◆ **Stated goal**: Where a line in the listing below contains the word "California", copy that line.

--- BEGIN Items ---

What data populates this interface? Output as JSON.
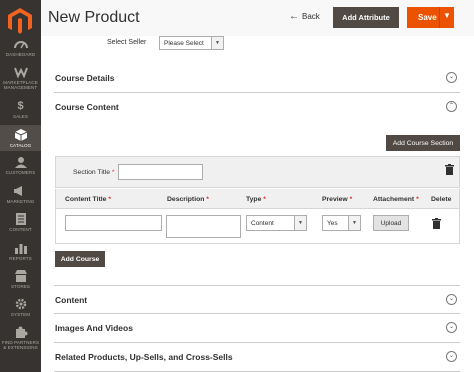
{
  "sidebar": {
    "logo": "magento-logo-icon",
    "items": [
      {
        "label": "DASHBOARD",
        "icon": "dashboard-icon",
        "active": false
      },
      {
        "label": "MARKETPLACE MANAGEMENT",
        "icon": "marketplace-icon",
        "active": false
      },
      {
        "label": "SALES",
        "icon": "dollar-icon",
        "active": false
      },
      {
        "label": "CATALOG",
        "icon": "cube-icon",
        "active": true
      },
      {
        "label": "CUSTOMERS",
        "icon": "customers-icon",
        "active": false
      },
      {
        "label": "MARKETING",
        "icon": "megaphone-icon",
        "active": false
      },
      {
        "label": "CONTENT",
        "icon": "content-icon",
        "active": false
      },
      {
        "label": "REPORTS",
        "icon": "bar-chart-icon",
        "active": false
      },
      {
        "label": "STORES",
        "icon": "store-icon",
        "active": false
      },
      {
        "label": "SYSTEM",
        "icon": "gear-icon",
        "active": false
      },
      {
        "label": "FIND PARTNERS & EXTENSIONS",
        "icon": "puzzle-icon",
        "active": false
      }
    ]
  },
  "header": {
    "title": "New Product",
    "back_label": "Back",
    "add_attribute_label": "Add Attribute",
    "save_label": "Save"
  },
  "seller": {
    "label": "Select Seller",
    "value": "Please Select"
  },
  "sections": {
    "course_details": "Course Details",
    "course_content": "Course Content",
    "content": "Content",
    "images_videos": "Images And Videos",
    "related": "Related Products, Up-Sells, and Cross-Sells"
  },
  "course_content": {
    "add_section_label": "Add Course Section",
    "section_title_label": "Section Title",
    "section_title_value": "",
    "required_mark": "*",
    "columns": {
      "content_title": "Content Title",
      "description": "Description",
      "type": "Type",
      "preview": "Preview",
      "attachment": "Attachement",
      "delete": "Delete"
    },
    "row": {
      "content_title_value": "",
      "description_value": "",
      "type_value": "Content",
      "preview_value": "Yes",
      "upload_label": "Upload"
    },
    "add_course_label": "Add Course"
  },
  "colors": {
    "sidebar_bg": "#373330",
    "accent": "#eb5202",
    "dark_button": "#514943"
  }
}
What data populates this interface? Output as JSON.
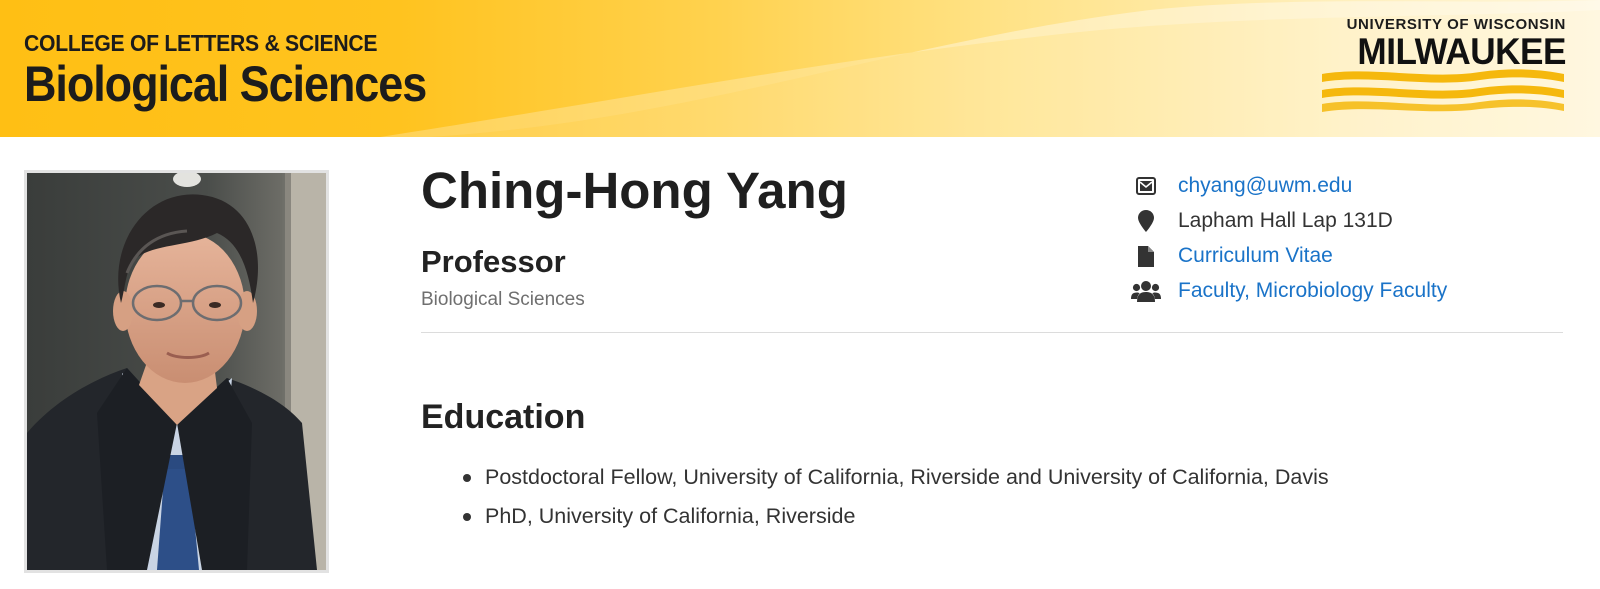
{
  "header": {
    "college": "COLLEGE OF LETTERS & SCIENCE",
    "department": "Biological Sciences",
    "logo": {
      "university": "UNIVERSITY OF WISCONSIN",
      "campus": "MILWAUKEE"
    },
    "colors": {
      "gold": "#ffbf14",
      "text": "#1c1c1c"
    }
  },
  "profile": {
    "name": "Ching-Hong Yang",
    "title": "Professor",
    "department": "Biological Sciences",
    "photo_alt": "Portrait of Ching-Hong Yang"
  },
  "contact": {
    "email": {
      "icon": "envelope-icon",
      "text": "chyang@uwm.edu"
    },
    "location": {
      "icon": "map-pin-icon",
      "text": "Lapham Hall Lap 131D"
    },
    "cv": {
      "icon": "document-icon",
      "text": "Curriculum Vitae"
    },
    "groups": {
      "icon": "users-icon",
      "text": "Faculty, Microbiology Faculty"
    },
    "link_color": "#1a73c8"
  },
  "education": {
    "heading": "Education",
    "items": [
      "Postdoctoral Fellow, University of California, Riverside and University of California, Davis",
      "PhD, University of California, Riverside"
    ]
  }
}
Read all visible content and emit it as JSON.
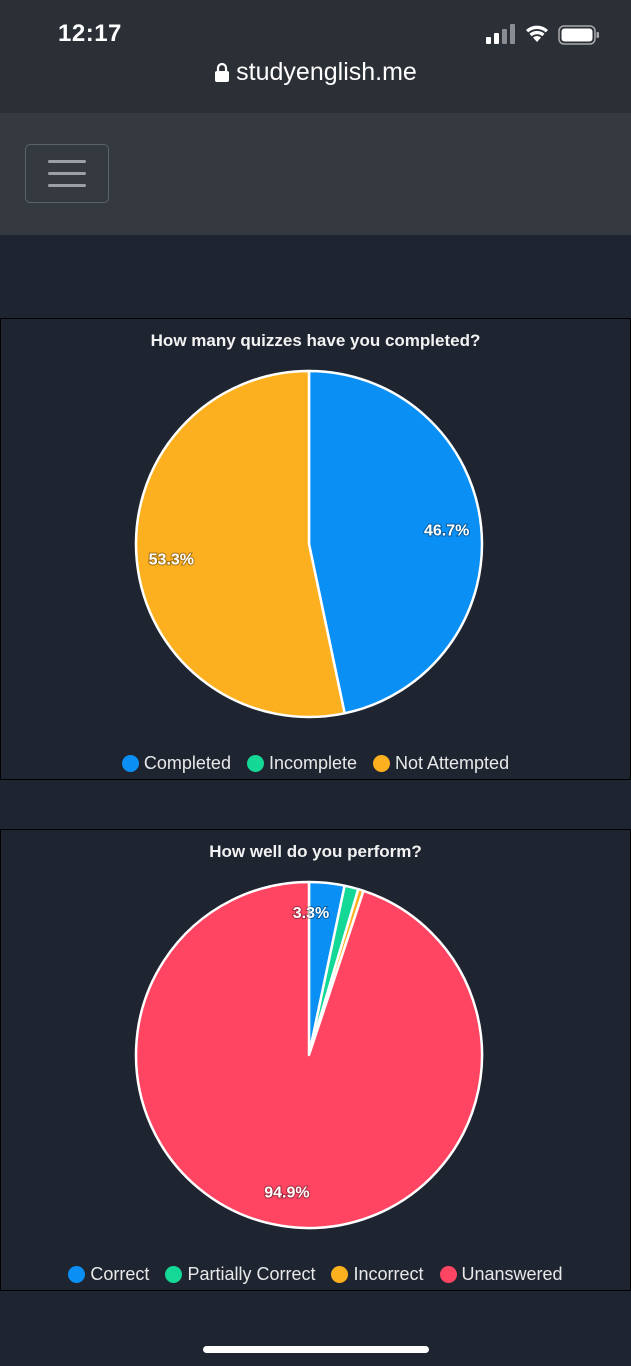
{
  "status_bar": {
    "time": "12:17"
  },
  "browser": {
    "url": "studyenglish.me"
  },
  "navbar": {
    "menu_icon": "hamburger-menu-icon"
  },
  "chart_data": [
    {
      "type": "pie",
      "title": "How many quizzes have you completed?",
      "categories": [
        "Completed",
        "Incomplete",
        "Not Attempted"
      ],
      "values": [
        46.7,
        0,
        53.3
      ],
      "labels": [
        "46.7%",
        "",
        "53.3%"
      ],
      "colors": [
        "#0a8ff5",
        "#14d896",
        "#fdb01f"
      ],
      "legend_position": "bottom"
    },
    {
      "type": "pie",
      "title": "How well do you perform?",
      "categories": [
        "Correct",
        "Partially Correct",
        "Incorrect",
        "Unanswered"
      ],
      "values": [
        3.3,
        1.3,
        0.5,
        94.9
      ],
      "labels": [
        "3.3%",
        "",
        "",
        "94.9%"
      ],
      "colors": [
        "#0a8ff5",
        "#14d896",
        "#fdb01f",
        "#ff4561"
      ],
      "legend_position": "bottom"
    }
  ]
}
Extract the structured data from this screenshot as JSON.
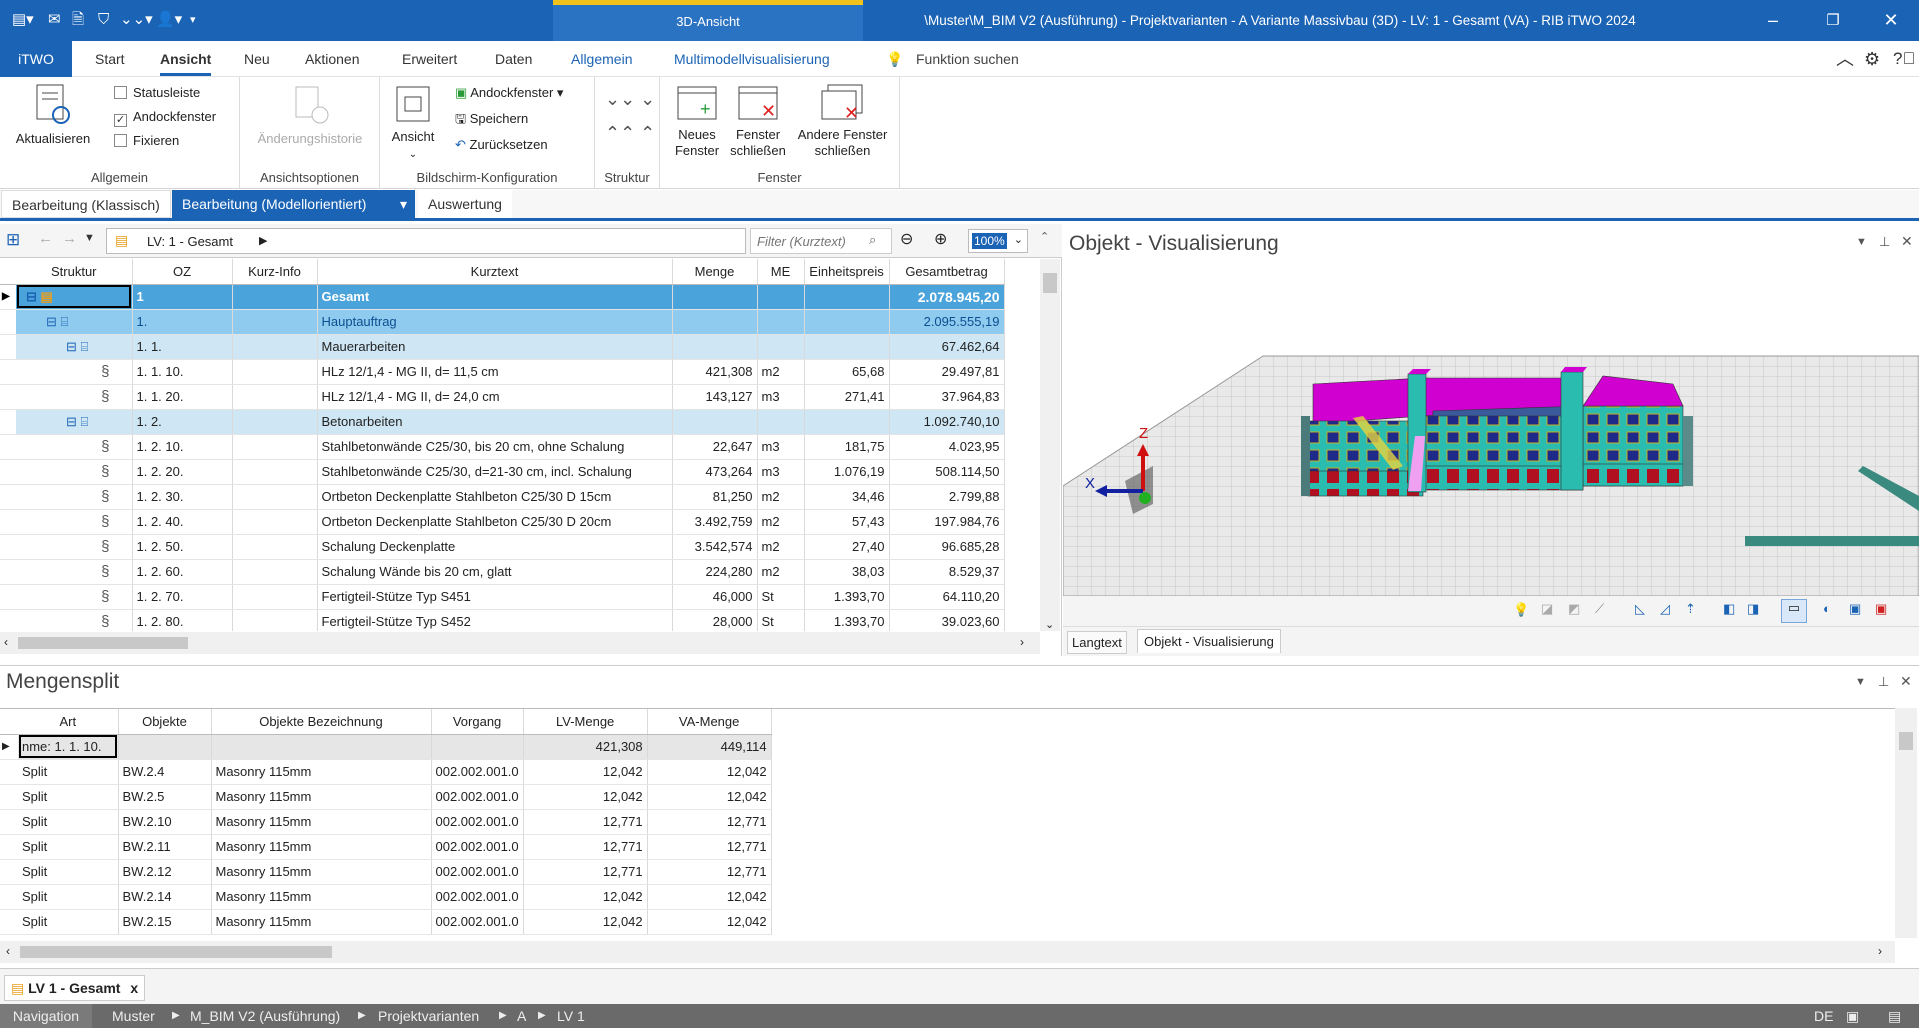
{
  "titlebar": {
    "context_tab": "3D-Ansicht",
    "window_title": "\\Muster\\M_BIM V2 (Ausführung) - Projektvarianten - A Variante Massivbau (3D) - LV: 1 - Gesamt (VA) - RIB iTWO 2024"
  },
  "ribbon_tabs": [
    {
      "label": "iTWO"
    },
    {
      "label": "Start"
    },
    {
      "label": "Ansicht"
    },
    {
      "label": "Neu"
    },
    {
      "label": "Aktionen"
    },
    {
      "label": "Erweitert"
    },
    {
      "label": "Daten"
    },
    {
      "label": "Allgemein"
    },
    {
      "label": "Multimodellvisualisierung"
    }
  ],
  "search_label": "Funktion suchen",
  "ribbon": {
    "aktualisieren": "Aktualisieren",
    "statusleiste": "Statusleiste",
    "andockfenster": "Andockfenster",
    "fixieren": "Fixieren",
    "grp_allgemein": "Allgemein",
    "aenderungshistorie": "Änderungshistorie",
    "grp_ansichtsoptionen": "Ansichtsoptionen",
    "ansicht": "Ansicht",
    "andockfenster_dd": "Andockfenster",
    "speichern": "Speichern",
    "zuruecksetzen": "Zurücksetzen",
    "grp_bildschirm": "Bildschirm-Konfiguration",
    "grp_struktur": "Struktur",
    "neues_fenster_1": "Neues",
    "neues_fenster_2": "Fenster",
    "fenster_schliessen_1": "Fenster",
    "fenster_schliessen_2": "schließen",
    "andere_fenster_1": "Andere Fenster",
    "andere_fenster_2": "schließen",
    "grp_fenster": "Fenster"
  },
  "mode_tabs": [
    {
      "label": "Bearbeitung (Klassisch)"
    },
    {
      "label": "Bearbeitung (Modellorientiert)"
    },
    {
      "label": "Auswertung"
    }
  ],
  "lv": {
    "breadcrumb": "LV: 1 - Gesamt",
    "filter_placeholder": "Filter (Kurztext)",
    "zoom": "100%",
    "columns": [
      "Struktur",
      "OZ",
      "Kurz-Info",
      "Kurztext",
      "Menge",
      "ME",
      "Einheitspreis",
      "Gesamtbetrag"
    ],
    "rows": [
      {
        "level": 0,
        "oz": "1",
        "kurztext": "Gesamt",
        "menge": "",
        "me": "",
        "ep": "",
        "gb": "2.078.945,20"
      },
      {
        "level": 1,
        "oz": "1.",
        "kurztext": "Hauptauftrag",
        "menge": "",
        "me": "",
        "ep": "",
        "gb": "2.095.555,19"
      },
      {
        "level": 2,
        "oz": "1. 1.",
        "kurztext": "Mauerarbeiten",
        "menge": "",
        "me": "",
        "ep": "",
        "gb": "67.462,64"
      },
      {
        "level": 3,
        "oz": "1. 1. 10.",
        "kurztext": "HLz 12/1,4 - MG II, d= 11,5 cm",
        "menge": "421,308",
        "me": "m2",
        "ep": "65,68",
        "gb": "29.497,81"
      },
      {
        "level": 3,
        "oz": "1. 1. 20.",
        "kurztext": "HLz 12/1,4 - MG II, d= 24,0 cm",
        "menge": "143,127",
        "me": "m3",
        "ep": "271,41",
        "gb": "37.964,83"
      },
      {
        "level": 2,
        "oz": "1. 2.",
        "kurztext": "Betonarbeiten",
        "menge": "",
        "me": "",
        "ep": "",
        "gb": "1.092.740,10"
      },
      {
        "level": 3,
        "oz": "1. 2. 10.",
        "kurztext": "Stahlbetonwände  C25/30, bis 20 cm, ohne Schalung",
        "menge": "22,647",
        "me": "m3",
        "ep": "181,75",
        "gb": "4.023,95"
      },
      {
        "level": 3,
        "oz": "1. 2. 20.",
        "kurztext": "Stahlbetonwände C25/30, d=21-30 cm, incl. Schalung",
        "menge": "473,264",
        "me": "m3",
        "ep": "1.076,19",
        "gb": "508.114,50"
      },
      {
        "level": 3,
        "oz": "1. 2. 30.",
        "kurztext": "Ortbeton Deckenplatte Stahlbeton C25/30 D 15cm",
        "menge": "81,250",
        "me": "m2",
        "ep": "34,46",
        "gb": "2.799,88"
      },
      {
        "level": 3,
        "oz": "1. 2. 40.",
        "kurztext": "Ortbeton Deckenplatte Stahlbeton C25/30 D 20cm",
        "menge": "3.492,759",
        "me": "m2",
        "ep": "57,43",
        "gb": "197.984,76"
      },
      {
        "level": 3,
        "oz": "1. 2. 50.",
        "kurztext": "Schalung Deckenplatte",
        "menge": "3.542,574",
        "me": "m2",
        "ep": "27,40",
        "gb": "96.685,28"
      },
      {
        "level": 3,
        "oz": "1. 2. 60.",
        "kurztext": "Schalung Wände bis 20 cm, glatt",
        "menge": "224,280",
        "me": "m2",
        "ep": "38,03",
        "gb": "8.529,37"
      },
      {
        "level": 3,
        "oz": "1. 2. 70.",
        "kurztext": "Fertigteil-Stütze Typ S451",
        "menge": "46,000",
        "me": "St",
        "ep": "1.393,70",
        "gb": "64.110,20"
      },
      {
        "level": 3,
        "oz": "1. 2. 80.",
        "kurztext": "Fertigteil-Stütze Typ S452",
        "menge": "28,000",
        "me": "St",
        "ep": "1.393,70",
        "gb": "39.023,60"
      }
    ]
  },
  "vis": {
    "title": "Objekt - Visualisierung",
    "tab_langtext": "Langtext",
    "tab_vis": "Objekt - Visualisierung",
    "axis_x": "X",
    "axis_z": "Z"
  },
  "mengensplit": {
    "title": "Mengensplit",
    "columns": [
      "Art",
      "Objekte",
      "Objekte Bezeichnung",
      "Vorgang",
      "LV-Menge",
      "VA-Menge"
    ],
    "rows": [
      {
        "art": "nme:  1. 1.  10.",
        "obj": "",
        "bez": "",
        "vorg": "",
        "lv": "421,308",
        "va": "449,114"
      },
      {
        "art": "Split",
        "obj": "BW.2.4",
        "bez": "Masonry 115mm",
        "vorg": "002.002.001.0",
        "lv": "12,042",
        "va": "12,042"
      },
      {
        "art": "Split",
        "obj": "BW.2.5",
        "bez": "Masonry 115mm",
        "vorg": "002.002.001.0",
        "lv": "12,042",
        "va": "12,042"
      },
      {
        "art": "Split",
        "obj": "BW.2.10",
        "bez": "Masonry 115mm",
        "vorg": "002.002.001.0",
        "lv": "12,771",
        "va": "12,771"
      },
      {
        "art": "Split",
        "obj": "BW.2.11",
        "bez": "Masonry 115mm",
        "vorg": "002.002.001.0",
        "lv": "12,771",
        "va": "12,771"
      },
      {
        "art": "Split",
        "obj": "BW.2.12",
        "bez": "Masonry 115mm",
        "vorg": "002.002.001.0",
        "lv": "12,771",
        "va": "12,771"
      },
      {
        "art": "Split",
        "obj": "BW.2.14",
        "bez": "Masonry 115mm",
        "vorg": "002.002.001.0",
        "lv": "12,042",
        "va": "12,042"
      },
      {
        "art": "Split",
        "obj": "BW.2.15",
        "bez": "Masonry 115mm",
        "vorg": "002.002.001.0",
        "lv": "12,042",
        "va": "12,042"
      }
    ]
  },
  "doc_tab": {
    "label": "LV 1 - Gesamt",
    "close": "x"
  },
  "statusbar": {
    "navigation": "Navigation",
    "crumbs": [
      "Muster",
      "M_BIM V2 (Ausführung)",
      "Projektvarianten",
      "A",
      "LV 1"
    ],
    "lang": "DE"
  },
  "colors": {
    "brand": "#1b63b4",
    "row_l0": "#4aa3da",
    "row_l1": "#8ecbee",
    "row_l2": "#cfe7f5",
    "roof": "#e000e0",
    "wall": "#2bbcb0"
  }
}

--- END Items ---

◆ **Answer to this task**:
      "Postdoctoral Fellow, University of California, Riverside and University of California, Davis",
      "PhD, University of California, Riverside"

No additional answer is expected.